Could you quote the blog post below about the new tow hitch and trailer, word for word and in full?

── EXTRACT PROVIDED ──

Monday, October 14, 2013

towing the line

We can haz a draw bar and tow-hitch!

Now in most people's universe that is not a stellar event. But when you're trying a high level of self sufficiency, it means you have scavenged a tow hitch from the tip, and got a friend to do a spot of welding on it. It's a major step as the trailer exists, and will now go through the hoops to become street legal (which won't be quite as cheap as the tow-hitch, but will still be maybe 150 dollars - which ain't bad for something that will allow us to cart stuff around - much more easily - including the boat.) Officially this is the Zoo's carrier, but I am already planning on using it for the large supply of tree debris from the storm, a load of wood, and a load of sheep manure. Not sure if it would do a load of horse poo, or cow,(it's a very light trailer) but sheep is light.

───
── INFORMATION PROVIDED ──

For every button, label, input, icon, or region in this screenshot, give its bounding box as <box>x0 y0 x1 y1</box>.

───
── INFORMATION PROVIDED ──

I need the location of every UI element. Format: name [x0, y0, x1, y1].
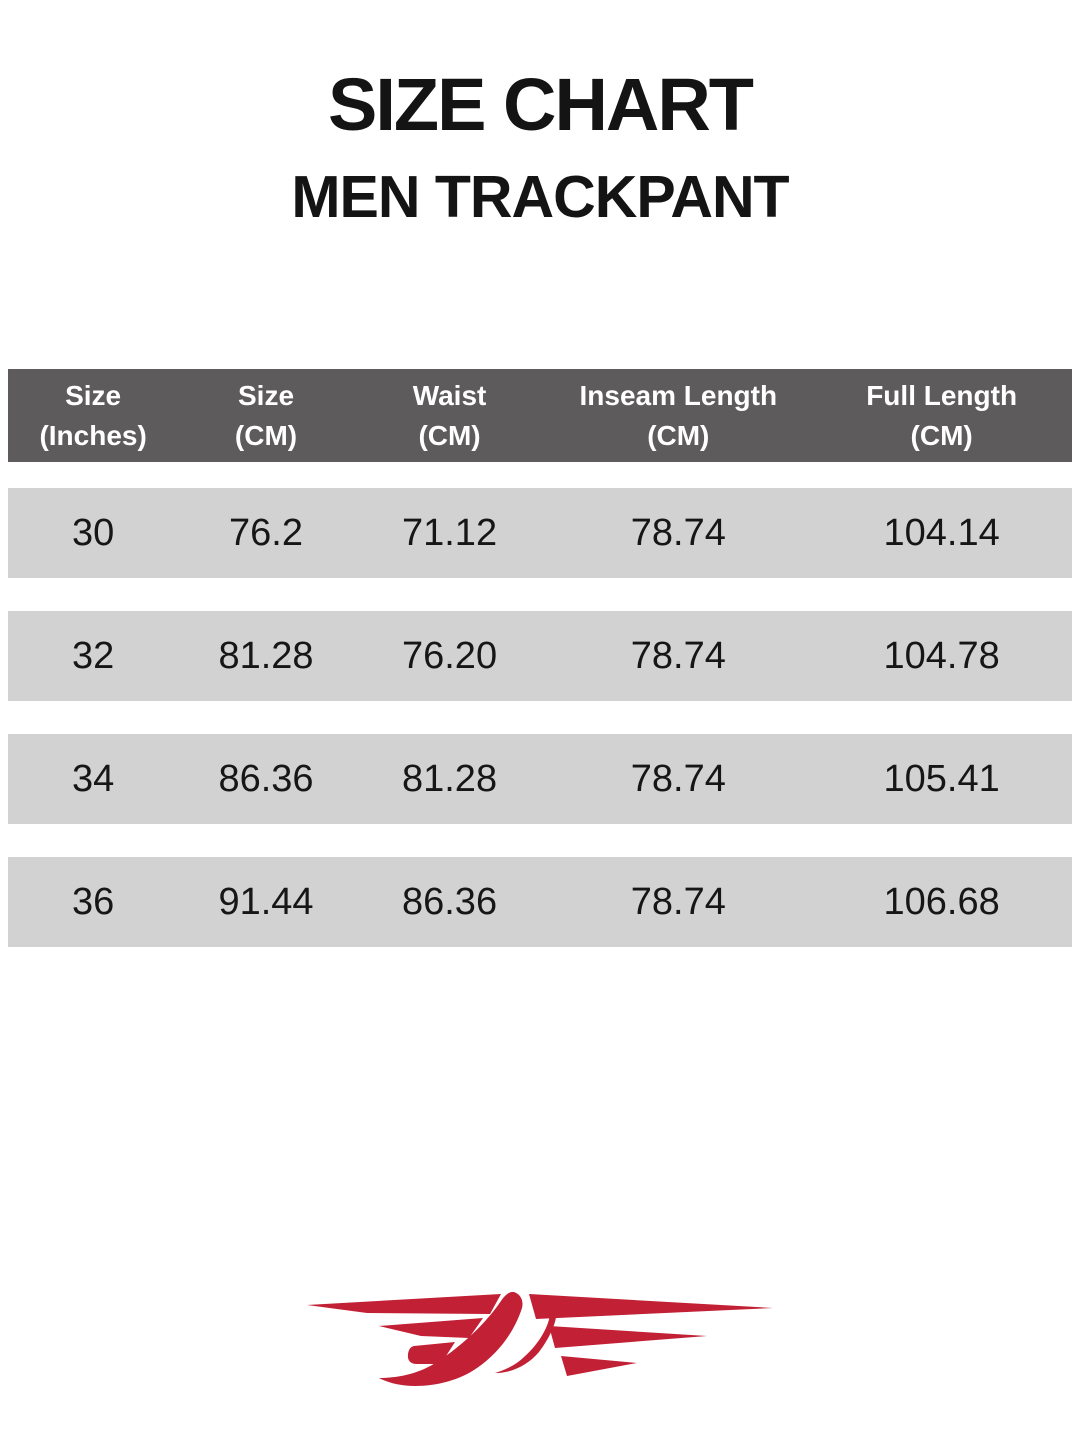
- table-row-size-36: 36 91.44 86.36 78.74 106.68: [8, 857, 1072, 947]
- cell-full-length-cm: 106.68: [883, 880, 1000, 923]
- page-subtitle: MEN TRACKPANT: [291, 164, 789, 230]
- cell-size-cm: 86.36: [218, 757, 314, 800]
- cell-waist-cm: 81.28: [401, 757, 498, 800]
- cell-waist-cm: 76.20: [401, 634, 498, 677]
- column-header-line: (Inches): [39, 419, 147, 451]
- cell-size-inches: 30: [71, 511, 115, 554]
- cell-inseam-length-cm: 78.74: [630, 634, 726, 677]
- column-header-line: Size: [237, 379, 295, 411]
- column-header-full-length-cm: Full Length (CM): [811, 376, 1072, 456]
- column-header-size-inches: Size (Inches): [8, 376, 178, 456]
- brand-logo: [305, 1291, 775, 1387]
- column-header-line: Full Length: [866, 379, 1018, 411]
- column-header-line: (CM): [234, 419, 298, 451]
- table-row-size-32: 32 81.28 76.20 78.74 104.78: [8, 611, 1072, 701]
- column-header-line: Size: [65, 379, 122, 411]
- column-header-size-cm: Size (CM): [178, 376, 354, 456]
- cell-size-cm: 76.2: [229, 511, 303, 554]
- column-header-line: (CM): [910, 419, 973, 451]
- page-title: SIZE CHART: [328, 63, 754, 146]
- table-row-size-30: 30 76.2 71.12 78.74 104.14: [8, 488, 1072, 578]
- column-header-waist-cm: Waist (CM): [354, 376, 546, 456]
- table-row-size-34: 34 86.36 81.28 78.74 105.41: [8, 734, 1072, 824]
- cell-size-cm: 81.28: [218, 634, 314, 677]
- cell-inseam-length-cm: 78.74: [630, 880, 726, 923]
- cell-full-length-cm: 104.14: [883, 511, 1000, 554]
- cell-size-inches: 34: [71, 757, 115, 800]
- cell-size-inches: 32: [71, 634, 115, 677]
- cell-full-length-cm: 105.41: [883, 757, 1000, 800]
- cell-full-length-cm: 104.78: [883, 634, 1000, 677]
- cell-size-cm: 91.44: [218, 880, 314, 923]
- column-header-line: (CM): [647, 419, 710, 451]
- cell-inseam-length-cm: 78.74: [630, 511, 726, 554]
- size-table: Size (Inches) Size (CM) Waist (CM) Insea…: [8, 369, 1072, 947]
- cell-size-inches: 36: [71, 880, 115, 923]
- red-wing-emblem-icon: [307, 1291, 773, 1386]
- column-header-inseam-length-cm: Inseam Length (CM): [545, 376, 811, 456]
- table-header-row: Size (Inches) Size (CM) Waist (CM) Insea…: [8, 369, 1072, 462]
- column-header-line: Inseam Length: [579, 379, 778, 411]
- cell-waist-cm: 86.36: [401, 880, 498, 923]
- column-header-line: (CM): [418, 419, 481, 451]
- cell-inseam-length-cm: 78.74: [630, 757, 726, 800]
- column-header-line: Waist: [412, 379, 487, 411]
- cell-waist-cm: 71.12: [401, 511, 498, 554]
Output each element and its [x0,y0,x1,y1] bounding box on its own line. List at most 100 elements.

───
── INFORMATION PROVIDED ──

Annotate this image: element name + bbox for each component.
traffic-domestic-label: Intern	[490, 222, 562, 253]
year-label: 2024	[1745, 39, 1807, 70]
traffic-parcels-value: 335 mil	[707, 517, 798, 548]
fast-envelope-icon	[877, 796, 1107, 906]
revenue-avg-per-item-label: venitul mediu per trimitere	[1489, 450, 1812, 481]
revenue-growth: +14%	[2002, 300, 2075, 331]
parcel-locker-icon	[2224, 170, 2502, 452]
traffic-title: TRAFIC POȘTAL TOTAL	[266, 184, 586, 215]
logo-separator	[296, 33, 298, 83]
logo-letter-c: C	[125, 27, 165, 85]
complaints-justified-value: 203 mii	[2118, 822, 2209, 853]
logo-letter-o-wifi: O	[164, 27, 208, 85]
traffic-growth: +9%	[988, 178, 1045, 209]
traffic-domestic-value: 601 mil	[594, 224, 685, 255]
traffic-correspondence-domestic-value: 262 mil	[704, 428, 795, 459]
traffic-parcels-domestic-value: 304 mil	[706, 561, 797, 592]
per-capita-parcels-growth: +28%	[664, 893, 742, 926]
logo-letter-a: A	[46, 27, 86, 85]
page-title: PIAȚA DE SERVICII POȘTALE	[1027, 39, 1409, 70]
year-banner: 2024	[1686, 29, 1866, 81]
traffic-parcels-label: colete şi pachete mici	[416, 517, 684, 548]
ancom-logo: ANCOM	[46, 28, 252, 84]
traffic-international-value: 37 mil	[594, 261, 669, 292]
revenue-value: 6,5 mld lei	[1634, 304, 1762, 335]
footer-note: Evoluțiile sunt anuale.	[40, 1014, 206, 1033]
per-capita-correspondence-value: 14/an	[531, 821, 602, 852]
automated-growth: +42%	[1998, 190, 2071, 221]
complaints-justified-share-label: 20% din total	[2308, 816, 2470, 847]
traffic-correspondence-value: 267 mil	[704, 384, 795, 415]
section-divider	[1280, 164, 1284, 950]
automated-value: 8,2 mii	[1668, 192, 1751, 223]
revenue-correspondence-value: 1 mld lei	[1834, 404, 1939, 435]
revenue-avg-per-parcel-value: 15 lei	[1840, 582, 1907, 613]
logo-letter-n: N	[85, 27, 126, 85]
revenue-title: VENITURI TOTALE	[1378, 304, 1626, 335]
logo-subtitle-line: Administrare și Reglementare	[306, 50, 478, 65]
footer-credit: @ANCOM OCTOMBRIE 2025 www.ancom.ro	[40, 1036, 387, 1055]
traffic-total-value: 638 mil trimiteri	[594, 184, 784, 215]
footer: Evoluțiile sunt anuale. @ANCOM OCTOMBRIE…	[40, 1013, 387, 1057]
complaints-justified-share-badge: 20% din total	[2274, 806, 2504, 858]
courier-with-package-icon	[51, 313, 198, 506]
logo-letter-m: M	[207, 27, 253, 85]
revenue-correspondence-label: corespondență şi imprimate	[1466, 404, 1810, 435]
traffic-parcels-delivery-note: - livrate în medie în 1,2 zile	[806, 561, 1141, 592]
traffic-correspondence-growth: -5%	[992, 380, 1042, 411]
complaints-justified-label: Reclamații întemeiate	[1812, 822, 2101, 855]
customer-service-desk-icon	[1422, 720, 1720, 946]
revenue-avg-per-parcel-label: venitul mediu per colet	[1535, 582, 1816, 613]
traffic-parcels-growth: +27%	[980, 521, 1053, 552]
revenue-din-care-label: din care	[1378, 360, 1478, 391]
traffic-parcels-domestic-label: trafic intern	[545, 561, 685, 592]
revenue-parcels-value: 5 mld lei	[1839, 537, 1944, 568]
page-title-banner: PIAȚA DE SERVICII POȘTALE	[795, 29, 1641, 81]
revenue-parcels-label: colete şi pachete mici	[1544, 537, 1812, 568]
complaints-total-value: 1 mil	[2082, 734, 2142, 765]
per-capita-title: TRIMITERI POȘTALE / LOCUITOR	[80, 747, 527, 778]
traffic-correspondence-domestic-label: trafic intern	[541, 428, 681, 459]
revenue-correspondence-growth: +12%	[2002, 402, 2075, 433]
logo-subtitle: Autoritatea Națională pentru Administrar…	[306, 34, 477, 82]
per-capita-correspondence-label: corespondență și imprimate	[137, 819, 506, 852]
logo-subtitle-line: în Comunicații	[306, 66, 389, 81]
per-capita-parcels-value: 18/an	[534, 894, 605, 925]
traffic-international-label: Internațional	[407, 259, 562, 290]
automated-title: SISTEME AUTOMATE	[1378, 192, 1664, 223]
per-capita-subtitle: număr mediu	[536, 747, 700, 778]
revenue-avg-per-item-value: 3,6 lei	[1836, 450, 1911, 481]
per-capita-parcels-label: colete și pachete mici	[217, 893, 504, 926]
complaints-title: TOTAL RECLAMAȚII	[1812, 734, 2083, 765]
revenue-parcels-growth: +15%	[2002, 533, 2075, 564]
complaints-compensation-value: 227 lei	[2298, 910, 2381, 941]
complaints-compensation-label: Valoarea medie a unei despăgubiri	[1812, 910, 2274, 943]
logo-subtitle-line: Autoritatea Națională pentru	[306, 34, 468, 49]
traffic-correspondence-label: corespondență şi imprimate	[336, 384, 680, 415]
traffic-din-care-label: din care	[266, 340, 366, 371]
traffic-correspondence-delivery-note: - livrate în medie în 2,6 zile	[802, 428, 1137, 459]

───

:: EXERCISE SOLUTION ::
Monday, October 14, 2013

towing the line

We can haz a draw bar and tow-hitch!

Now in most people's universe that is not a stellar event. But when you're trying a high level of self sufficiency, it means you have scavenged a tow hitch from the tip, and got a friend to do a spot of welding on it. It's a major step as the trailer exists, and will now go through the hoops to become street legal (which won't be quite as cheap as the tow-hitch, but will still be maybe 150 dollars - which ain't bad for something that will allow us to cart stuff around - much more easily - including the boat.) Officially this is the Zoo's carrier, but I am already planning on using it for the large supply of tree debris from the storm, a load of wood, and a load of sheep manure. Not sure if it would do a load of horse poo, or cow,(it's a very light trailer) but sheep is light.